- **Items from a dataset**
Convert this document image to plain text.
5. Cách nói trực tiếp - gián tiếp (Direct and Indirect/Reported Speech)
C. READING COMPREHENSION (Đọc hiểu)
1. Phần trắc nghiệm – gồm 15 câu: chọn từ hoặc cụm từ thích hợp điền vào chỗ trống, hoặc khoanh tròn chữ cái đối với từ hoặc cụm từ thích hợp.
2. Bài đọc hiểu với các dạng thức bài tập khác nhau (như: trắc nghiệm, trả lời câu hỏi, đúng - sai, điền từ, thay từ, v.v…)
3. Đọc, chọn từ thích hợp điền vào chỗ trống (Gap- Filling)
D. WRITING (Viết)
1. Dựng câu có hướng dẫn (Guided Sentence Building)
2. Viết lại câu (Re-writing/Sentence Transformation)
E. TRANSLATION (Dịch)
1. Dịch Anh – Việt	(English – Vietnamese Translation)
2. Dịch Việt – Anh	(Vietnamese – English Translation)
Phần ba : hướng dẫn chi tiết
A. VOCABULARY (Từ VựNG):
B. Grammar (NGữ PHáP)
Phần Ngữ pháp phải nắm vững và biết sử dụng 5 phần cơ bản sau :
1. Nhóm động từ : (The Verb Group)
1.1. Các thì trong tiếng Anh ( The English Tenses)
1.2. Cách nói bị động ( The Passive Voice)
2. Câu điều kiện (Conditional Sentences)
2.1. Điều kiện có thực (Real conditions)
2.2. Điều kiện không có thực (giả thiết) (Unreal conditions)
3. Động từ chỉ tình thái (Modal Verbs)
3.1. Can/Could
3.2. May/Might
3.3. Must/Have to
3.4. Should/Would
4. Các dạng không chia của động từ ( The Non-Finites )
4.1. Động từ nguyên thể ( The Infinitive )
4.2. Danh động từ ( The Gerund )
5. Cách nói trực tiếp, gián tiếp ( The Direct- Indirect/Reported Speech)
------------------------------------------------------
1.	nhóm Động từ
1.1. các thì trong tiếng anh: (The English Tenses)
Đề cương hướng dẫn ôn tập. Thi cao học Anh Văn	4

- **Problem statement**
Return the material exactly as it stands.

- **Finished exercise**
Convert this document image to plain text.
5. Cách nói trực tiếp - gián tiếp (Direct and Indirect/Reported Speech)
C. READING COMPREHENSION (Đọc hiểu)
1. Phần trắc nghiệm – gồm 15 câu: chọn từ hoặc cụm từ thích hợp điền vào chỗ trống, hoặc khoanh tròn chữ cái đối với từ hoặc cụm từ thích hợp.
2. Bài đọc hiểu với các dạng thức bài tập khác nhau (như: trắc nghiệm, trả lời câu hỏi, đúng - sai, điền từ, thay từ, v.v…)
3. Đọc, chọn từ thích hợp điền vào chỗ trống (Gap- Filling)
D. WRITING (Viết)
1. Dựng câu có hướng dẫn (Guided Sentence Building)
2. Viết lại câu (Re-writing/Sentence Transformation)
E. TRANSLATION (Dịch)
1. Dịch Anh – Việt	(English – Vietnamese Translation)
2. Dịch Việt – Anh	(Vietnamese – English Translation)
Phần ba : hướng dẫn chi tiết
A. VOCABULARY (Từ VựNG):
B. Grammar (NGữ PHáP)
Phần Ngữ pháp phải nắm vững và biết sử dụng 5 phần cơ bản sau :
1. Nhóm động từ : (The Verb Group)
1.1. Các thì trong tiếng Anh ( The English Tenses)
1.2. Cách nói bị động ( The Passive Voice)
2. Câu điều kiện (Conditional Sentences)
2.1. Điều kiện có thực (Real conditions)
2.2. Điều kiện không có thực (giả thiết) (Unreal conditions)
3. Động từ chỉ tình thái (Modal Verbs)
3.1. Can/Could
3.2. May/Might
3.3. Must/Have to
3.4. Should/Would
4. Các dạng không chia của động từ ( The Non-Finites )
4.1. Động từ nguyên thể ( The Infinitive )
4.2. Danh động từ ( The Gerund )
5. Cách nói trực tiếp, gián tiếp ( The Direct- Indirect/Reported Speech)
------------------------------------------------------
1.	nhóm Động từ
1.1. các thì trong tiếng anh: (The English Tenses)
Đề cương hướng dẫn ôn tập. Thi cao học Anh Văn	4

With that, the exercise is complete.